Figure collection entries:
--------

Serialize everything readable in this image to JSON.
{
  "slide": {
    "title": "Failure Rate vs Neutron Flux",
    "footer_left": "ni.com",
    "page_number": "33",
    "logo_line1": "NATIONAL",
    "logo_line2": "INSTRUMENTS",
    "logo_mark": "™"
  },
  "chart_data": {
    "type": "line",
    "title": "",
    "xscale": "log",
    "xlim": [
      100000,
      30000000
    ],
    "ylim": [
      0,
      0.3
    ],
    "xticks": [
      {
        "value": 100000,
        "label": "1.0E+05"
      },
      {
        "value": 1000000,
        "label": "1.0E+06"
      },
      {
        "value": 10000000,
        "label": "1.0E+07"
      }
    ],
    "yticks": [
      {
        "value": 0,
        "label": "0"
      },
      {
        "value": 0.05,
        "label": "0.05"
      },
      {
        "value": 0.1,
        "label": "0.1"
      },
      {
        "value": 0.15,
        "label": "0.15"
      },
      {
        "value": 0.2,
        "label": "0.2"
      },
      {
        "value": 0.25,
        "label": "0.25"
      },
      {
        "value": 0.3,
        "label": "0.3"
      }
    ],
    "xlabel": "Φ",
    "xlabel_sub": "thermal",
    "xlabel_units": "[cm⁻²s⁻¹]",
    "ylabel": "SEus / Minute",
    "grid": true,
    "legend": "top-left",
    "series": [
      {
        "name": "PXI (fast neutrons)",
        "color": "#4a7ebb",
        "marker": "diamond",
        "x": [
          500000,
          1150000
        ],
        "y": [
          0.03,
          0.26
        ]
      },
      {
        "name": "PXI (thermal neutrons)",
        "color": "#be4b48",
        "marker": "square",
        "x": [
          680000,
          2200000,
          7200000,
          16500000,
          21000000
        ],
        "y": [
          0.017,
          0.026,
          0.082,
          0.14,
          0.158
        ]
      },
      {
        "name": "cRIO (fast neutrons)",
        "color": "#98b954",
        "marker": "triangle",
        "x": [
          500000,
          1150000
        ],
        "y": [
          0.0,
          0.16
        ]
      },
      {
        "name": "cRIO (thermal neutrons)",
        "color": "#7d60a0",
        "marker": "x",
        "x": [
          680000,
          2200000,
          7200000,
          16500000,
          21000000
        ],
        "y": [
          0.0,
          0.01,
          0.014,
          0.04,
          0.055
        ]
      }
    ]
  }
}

--------

SHORT PROBLEM: Copy all lines from the material that include "fast".

FULL OUTPUT:
        "name": "PXI (fast neutrons)",
        "name": "cRIO (fast neutrons)",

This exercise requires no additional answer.